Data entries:
· · · ·

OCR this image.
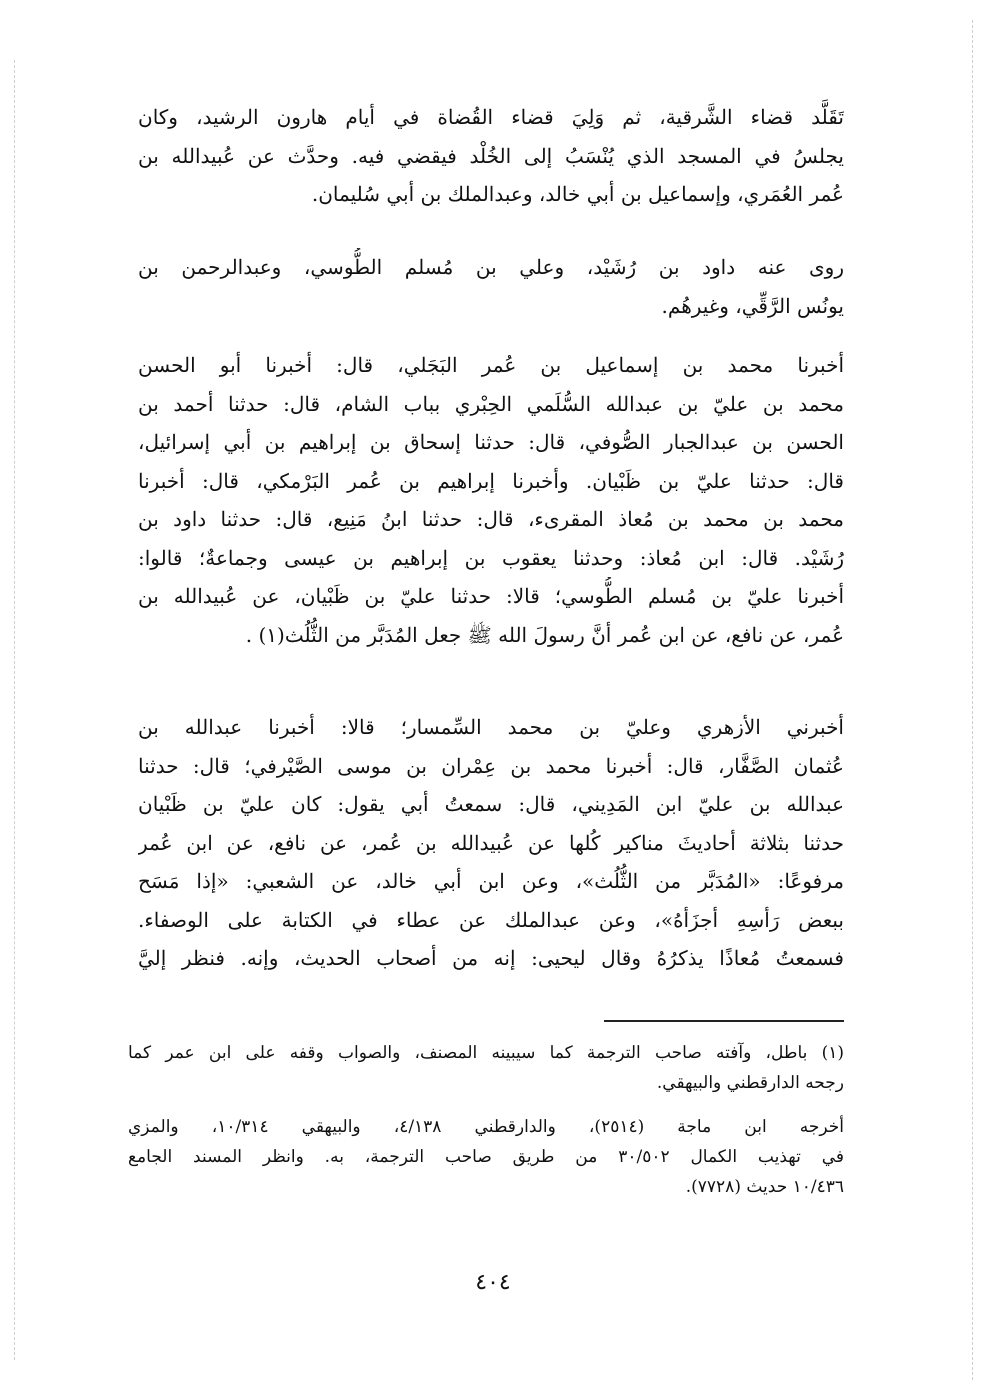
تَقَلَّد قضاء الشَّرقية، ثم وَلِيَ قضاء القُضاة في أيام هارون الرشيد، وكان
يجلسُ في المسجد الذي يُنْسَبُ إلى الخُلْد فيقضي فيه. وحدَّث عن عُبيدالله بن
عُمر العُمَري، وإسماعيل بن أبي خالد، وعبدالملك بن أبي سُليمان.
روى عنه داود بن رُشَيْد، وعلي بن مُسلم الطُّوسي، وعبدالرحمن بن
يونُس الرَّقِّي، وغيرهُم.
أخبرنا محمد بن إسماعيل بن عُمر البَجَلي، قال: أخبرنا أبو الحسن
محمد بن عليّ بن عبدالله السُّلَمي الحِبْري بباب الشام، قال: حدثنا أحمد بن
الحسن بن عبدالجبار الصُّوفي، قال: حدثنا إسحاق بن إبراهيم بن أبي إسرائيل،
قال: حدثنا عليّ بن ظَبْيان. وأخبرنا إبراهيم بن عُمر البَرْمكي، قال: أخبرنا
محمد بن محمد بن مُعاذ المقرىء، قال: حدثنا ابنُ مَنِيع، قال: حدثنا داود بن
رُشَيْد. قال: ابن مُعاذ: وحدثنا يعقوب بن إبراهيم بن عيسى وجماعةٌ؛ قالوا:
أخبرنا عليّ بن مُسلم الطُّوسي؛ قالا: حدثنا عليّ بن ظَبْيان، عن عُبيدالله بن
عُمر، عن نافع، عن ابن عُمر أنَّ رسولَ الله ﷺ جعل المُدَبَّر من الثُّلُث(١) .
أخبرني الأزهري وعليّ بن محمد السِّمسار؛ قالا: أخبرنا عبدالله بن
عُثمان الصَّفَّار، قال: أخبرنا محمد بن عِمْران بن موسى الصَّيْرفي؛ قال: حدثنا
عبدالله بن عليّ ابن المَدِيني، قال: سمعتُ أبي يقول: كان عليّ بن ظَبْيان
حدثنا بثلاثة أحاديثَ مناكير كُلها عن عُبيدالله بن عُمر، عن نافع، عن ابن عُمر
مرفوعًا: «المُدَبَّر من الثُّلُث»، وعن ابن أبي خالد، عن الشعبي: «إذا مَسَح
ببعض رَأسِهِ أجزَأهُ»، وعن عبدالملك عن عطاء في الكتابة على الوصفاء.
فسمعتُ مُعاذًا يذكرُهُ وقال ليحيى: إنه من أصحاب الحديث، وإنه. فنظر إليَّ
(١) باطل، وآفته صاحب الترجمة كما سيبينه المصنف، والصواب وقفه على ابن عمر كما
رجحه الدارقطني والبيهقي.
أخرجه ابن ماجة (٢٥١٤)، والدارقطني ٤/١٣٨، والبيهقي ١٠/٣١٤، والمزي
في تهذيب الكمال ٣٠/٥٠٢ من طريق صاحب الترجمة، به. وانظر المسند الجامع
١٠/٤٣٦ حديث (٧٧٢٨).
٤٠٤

· · · ·

Report the number of lines in the listing that include the string "والبيهقي"; give nothing but the number.

2